Written request: Repeat the records below exactly.
━━━━━ Data lines
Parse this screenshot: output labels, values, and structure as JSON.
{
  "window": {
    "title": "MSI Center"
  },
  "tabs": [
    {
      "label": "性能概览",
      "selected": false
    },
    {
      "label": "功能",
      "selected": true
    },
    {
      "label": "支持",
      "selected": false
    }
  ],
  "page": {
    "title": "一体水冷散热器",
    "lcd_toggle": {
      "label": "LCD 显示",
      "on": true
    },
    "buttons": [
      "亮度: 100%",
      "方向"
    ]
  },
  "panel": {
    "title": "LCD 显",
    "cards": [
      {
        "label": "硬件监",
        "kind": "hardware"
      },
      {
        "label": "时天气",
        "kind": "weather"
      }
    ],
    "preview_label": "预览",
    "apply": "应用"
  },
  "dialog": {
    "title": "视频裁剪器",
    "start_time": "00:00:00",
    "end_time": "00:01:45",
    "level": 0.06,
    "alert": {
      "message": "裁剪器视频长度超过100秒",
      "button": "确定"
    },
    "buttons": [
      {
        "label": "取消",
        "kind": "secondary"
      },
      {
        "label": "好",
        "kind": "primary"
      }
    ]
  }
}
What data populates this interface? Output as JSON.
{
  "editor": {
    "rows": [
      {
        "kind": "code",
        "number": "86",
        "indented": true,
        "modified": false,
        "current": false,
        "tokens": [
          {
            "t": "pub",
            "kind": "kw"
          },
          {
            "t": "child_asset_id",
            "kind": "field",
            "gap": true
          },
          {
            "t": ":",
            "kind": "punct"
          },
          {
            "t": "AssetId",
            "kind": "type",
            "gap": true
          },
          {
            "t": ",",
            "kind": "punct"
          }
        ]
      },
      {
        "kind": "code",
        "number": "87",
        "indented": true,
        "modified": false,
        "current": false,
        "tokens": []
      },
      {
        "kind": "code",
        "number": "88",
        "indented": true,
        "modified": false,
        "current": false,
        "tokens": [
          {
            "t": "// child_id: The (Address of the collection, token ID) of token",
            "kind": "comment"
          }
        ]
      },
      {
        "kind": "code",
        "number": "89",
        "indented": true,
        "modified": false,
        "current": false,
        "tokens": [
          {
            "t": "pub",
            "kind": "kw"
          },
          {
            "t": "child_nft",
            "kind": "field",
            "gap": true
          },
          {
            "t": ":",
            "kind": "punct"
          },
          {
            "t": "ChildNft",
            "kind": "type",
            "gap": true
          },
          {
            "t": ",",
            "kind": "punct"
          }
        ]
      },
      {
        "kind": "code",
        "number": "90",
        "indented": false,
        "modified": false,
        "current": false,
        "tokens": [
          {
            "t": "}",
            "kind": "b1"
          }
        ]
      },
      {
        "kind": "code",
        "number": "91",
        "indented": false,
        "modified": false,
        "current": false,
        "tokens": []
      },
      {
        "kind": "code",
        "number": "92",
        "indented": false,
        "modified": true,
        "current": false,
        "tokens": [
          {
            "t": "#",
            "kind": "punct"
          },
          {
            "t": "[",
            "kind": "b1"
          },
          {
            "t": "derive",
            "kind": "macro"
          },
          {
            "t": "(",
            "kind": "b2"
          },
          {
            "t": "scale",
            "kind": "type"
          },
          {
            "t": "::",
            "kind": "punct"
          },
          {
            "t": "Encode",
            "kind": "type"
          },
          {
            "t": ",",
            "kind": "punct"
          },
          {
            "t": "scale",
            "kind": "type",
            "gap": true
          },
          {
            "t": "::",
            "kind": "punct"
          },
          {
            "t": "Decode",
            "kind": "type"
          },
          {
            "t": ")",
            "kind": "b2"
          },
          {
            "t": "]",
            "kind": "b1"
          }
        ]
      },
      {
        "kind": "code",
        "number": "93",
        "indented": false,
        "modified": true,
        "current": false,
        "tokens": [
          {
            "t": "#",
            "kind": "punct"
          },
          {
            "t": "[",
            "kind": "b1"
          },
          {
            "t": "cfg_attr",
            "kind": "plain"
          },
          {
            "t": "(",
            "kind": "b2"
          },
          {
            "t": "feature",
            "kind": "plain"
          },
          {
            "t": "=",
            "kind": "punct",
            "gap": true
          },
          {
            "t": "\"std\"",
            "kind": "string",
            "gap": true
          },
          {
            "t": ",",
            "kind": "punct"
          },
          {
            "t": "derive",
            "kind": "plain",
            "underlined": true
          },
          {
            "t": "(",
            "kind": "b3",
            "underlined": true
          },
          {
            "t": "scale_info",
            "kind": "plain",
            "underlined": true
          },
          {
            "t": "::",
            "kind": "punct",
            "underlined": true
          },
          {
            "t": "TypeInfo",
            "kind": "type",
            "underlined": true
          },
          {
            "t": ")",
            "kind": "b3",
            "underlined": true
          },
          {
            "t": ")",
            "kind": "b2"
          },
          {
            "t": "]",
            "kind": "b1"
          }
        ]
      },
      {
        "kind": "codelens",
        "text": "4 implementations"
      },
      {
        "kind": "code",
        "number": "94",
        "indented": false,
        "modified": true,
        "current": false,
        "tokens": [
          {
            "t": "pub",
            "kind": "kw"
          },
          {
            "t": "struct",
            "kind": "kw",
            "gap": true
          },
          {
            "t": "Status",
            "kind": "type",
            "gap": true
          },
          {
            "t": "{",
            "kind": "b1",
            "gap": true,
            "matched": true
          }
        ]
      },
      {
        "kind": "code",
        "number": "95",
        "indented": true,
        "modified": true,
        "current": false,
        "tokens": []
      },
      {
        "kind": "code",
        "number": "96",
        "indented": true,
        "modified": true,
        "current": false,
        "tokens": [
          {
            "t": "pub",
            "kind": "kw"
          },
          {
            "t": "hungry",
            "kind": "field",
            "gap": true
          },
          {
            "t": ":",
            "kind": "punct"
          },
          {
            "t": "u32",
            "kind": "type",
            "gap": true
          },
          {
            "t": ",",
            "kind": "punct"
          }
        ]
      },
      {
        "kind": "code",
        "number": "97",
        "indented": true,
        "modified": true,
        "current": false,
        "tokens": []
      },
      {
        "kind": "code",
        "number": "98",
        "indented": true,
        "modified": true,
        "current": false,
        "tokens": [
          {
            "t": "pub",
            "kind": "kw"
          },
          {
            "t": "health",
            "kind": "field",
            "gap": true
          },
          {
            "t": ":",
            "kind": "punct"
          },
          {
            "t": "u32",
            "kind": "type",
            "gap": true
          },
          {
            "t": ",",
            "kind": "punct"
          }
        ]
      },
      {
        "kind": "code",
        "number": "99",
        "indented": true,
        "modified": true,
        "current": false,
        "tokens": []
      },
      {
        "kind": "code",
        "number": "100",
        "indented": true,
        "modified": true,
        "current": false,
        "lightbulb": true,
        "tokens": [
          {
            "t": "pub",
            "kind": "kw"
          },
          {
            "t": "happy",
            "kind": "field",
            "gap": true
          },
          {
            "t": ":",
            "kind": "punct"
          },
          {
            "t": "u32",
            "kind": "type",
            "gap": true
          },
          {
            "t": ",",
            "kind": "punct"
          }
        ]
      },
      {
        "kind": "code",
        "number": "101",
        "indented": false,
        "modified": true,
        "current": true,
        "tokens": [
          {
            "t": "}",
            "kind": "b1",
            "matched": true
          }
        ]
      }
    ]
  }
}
━━━━━━━━━━
Task output:
Parse this screenshot: output labels, values, and structure as JSON.
{
  "window": {
    "title": "MSI Center"
  },
  "tabs": [
    {
      "label": "性能概览",
      "selected": false
    },
    {
      "label": "功能",
      "selected": true
    },
    {
      "label": "支持",
      "selected": false
    }
  ],
  "page": {
    "title": "一体水冷散热器",
    "lcd_toggle": {
      "label": "LCD 显示",
      "on": true
    },
    "buttons": [
      "亮度: 100%",
      "方向"
    ]
  },
  "panel": {
    "title": "LCD 显",
    "cards": [
      {
        "label": "硬件监",
        "kind": "hardware"
      },
      {
        "label": "时天气",
        "kind": "weather"
      }
    ],
    "preview_label": "预览",
    "apply": "应用"
  },
  "dialog": {
    "title": "视频裁剪器",
    "start_time": "00:00:00",
    "end_time": "00:01:45",
    "level": 0.06,
    "alert": {
      "message": "裁剪器视频长度超过100秒",
      "button": "确定"
    },
    "buttons": [
      {
        "label": "取消",
        "kind": "secondary"
      },
      {
        "label": "好",
        "kind": "primary"
      }
    ]
  }
}
What data populates this interface? Output as JSON.
{
  "editor": {
    "rows": [
      {
        "kind": "code",
        "number": "86",
        "indented": true,
        "modified": false,
        "current": false,
        "tokens": [
          {
            "t": "pub",
            "kind": "kw"
          },
          {
            "t": "child_asset_id",
            "kind": "field",
            "gap": true
          },
          {
            "t": ":",
            "kind": "punct"
          },
          {
            "t": "AssetId",
            "kind": "type",
            "gap": true
          },
          {
            "t": ",",
            "kind": "punct"
          }
        ]
      },
      {
        "kind": "code",
        "number": "87",
        "indented": true,
        "modified": false,
        "current": false,
        "tokens": []
      },
      {
        "kind": "code",
        "number": "88",
        "indented": true,
        "modified": false,
        "current": false,
        "tokens": [
          {
            "t": "// child_id: The (Address of the collection, token ID) of token",
            "kind": "comment"
          }
        ]
      },
      {
        "kind": "code",
        "number": "89",
        "indented": true,
        "modified": false,
        "current": false,
        "tokens": [
          {
            "t": "pub",
            "kind": "kw"
          },
          {
            "t": "child_nft",
            "kind": "field",
            "gap": true
          },
          {
            "t": ":",
            "kind": "punct"
          },
          {
            "t": "ChildNft",
            "kind": "type",
            "gap": true
          },
          {
            "t": ",",
            "kind": "punct"
          }
        ]
      },
      {
        "kind": "code",
        "number": "90",
        "indented": false,
        "modified": false,
        "current": false,
        "tokens": [
          {
            "t": "}",
            "kind": "b1"
          }
        ]
      },
      {
        "kind": "code",
        "number": "91",
        "indented": false,
        "modified": false,
        "current": false,
        "tokens": []
      },
      {
        "kind": "code",
        "number": "92",
        "indented": false,
        "modified": true,
        "current": false,
        "tokens": [
          {
            "t": "#",
            "kind": "punct"
          },
          {
            "t": "[",
            "kind": "b1"
          },
          {
            "t": "derive",
            "kind": "macro"
          },
          {
            "t": "(",
            "kind": "b2"
          },
          {
            "t": "scale",
            "kind": "type"
          },
          {
            "t": "::",
            "kind": "punct"
          },
          {
            "t": "Encode",
            "kind": "type"
          },
          {
            "t": ",",
            "kind": "punct"
          },
          {
            "t": "scale",
            "kind": "type",
            "gap": true
          },
          {
            "t": "::",
            "kind": "punct"
          },
          {
            "t": "Decode",
            "kind": "type"
          },
          {
            "t": ")",
            "kind": "b2"
          },
          {
            "t": "]",
            "kind": "b1"
          }
        ]
      },
      {
        "kind": "code",
        "number": "93",
        "indented": false,
        "modified": true,
        "current": false,
        "tokens": [
          {
            "t": "#",
            "kind": "punct"
          },
          {
            "t": "[",
            "kind": "b1"
          },
          {
            "t": "cfg_attr",
            "kind": "plain"
          },
          {
            "t": "(",
            "kind": "b2"
          },
          {
            "t": "feature",
            "kind": "plain"
          },
          {
            "t": "=",
            "kind": "punct",
            "gap": true
          },
          {
            "t": "\"std\"",
            "kind": "string",
            "gap": true
          },
          {
            "t": ",",
            "kind": "punct"
          },
          {
            "t": "derive",
            "kind": "plain",
            "underlined": true
          },
          {
            "t": "(",
            "kind": "b3",
            "underlined": true
          },
          {
            "t": "scale_info",
            "kind": "plain",
            "underlined": true
          },
          {
            "t": "::",
            "kind": "punct",
            "underlined": true
          },
          {
            "t": "TypeInfo",
            "kind": "type",
            "underlined": true
          },
          {
            "t": ")",
            "kind": "b3",
            "underlined": true
          },
          {
            "t": ")",
            "kind": "b2"
          },
          {
            "t": "]",
            "kind": "b1"
          }
        ]
      },
      {
        "kind": "codelens",
        "text": "4 implementations"
      },
      {
        "kind": "code",
        "number": "94",
        "indented": false,
        "modified": true,
        "current": false,
        "tokens": [
          {
            "t": "pub",
            "kind": "kw"
          },
          {
            "t": "struct",
            "kind": "kw",
            "gap": true
          },
          {
            "t": "Status",
            "kind": "type",
            "gap": true
          },
          {
            "t": "{",
            "kind": "b1",
            "gap": true,
            "matched": true
          }
        ]
      },
      {
        "kind": "code",
        "number": "95",
        "indented": true,
        "modified": true,
        "current": false,
        "tokens": []
      },
      {
        "kind": "code",
        "number": "96",
        "indented": true,
        "modified": true,
        "current": false,
        "tokens": [
          {
            "t": "pub",
            "kind": "kw"
          },
          {
            "t": "hungry",
            "kind": "field",
            "gap": true
          },
          {
            "t": ":",
            "kind": "punct"
          },
          {
            "t": "u32",
            "kind": "type",
            "gap": true
          },
          {
            "t": ",",
            "kind": "punct"
          }
        ]
      },
      {
        "kind": "code",
        "number": "97",
        "indented": true,
        "modified": true,
        "current": false,
        "tokens": []
      },
      {
        "kind": "code",
        "number": "98",
        "indented": true,
        "modified": true,
        "current": false,
        "tokens": [
          {
            "t": "pub",
            "kind": "kw"
          },
          {
            "t": "health",
            "kind": "field",
            "gap": true
          },
          {
            "t": ":",
            "kind": "punct"
          },
          {
            "t": "u32",
            "kind": "type",
            "gap": true
          },
          {
            "t": ",",
            "kind": "punct"
          }
        ]
      },
      {
        "kind": "code",
        "number": "99",
        "indented": true,
        "modified": true,
        "current": false,
        "tokens": []
      },
      {
        "kind": "code",
        "number": "100",
        "indented": true,
        "modified": true,
        "current": false,
        "lightbulb": true,
        "tokens": [
          {
            "t": "pub",
            "kind": "kw"
          },
          {
            "t": "happy",
            "kind": "field",
            "gap": true
          },
          {
            "t": ":",
            "kind": "punct"
          },
          {
            "t": "u32",
            "kind": "type",
            "gap": true
          },
          {
            "t": ",",
            "kind": "punct"
          }
        ]
      },
      {
        "kind": "code",
        "number": "101",
        "indented": false,
        "modified": true,
        "current": true,
        "tokens": [
          {
            "t": "}",
            "kind": "b1",
            "matched": true
          }
        ]
      }
    ]
  }
}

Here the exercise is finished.